Stated problem: Take every line from the listing below that includes "вложений" and copy it.

Records supplied:

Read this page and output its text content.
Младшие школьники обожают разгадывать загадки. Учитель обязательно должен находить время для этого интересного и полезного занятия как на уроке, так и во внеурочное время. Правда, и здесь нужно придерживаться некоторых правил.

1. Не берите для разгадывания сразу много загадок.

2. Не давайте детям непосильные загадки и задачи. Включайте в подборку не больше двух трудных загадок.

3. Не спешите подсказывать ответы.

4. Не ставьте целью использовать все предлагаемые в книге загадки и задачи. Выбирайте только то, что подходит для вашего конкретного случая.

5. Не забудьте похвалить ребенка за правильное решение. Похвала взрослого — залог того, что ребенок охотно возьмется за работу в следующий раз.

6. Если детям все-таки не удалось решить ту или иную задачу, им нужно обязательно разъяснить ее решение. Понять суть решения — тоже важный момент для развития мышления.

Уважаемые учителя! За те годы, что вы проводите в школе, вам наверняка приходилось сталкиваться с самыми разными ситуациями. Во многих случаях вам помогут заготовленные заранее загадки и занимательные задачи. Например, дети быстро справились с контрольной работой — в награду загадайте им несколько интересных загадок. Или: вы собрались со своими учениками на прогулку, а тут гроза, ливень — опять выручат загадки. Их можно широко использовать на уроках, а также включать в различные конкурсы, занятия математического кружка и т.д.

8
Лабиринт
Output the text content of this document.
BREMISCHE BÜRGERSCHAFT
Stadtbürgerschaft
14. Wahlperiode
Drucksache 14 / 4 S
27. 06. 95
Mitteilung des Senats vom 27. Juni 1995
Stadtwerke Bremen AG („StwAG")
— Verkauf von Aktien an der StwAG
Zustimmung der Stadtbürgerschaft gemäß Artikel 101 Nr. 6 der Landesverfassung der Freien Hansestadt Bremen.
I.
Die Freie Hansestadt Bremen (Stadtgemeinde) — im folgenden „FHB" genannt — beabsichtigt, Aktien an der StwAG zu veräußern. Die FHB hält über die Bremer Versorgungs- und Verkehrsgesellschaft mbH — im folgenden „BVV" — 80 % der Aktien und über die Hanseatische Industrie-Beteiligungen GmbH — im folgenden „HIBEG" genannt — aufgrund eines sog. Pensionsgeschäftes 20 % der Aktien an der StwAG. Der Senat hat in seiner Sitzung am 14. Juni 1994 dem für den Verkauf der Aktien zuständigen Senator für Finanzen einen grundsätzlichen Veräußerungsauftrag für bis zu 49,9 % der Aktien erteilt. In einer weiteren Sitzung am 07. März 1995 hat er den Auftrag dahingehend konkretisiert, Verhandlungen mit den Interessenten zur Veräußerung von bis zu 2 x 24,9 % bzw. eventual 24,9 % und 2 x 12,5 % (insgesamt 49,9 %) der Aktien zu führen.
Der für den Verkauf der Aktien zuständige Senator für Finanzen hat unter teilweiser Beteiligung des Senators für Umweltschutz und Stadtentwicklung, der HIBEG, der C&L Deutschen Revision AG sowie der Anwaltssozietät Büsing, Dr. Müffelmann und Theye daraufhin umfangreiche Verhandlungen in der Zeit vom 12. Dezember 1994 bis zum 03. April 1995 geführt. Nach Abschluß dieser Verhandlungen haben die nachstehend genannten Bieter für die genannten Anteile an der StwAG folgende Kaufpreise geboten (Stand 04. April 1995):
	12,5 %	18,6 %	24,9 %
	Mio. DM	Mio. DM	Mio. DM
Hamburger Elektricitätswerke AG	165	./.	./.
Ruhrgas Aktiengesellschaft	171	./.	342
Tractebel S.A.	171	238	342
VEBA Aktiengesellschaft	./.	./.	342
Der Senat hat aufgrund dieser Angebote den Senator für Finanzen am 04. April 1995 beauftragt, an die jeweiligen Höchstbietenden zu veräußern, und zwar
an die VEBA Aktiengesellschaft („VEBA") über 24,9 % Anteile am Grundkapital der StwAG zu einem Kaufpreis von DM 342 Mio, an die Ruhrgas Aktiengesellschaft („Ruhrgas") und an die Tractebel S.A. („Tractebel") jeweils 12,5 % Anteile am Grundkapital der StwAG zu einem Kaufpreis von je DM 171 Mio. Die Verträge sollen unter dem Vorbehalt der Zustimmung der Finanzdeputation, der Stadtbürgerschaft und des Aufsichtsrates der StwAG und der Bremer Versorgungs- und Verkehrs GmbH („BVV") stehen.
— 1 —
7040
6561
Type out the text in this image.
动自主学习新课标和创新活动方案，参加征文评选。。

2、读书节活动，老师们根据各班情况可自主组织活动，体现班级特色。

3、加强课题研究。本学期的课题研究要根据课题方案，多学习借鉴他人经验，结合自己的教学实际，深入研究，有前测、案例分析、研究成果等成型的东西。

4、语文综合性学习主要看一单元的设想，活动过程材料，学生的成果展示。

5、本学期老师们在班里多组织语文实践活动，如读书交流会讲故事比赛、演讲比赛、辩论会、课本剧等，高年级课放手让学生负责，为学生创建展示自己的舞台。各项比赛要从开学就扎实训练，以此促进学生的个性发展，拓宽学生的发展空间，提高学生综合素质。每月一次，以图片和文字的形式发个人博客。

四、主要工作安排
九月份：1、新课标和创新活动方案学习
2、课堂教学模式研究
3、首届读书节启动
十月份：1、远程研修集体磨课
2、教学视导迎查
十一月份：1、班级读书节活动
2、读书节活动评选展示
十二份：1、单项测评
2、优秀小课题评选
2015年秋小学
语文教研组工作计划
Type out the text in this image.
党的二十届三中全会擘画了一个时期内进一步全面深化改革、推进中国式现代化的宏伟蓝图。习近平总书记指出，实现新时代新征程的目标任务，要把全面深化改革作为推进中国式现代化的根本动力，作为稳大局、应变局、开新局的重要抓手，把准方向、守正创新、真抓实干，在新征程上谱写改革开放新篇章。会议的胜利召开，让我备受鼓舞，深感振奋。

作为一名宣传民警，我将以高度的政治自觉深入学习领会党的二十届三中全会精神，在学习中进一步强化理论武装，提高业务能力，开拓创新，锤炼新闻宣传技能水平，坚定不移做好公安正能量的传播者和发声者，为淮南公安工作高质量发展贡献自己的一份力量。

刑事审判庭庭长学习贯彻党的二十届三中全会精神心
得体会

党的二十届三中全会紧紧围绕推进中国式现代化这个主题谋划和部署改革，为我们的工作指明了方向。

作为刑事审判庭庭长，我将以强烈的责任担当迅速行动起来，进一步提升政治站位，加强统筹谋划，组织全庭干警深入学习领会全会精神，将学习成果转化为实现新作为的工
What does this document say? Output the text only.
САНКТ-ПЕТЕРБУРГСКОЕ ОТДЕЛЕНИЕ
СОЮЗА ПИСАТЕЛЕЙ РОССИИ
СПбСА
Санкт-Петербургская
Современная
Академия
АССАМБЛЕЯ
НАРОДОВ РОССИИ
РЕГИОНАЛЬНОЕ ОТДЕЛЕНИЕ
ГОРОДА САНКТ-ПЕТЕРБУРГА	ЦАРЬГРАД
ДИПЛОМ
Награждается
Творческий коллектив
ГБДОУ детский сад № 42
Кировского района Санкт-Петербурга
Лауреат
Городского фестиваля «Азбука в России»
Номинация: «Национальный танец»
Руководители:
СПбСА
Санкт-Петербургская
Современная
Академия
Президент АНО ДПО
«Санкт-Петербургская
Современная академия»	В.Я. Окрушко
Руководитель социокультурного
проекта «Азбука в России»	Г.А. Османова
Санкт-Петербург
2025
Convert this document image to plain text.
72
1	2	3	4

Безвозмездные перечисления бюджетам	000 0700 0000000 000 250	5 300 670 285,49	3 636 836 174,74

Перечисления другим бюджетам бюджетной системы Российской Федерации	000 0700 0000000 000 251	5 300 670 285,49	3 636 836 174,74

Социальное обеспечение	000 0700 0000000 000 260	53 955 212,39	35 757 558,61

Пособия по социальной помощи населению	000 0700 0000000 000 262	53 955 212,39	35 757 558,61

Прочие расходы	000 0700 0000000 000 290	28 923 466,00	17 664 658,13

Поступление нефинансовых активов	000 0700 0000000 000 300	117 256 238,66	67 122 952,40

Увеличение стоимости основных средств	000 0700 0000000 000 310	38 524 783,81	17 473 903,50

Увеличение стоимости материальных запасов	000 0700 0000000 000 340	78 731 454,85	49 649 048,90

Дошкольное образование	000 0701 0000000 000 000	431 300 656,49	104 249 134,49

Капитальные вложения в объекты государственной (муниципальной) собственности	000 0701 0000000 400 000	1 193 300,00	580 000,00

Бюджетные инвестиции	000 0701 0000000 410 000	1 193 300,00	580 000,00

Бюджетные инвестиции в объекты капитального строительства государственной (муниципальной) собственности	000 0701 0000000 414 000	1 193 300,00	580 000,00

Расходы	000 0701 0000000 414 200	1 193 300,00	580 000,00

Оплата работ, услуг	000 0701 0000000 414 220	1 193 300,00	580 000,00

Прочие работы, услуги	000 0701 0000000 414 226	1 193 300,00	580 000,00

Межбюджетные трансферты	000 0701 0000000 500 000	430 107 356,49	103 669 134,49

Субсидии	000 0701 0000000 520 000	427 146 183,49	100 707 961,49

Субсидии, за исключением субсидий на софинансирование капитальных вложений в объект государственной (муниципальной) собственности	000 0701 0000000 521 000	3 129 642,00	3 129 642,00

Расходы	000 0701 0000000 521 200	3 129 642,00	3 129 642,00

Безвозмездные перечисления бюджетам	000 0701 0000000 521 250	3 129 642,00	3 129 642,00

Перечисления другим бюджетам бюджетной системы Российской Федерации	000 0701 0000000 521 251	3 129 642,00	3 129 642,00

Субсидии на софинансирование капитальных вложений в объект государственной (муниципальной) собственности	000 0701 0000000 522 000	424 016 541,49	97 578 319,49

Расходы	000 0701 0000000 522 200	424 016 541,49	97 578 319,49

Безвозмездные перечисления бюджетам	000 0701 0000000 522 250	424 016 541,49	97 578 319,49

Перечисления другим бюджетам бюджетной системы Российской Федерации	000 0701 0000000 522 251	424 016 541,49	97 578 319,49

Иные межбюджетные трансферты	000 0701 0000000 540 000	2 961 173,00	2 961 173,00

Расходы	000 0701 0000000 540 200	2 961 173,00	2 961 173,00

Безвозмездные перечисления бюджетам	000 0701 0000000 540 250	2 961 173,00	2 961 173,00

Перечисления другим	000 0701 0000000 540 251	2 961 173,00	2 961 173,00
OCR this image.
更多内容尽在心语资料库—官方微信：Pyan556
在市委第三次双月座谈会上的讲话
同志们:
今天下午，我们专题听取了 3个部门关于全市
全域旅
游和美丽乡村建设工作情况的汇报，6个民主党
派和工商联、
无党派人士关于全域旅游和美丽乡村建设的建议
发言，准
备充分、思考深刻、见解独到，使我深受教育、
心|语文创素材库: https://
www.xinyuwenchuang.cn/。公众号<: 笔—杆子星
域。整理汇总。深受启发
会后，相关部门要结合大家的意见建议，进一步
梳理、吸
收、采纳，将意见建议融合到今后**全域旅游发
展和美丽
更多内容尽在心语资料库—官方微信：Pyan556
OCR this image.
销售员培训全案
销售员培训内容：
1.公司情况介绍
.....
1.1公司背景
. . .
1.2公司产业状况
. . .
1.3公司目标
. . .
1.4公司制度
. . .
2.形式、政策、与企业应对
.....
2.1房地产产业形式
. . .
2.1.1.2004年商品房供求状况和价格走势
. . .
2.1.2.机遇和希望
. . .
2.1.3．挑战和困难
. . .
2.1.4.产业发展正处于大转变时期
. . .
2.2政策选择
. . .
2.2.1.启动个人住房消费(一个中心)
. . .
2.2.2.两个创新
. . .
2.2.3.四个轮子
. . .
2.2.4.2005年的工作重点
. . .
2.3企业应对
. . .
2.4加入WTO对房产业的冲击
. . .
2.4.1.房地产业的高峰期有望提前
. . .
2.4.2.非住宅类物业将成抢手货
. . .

Exercise result:
Субсидии, за исключением субсидий на софинансирование капитальных вложений в объект государственной (муниципальной) собственности	000 0701 0000000 521 000	3 129 642,00	3 129 642,00
Субсидии на софинансирование капитальных вложений в объект государственной (муниципальной) собственности	000 0701 0000000 522 000	424 016 541,49	97 578 319,49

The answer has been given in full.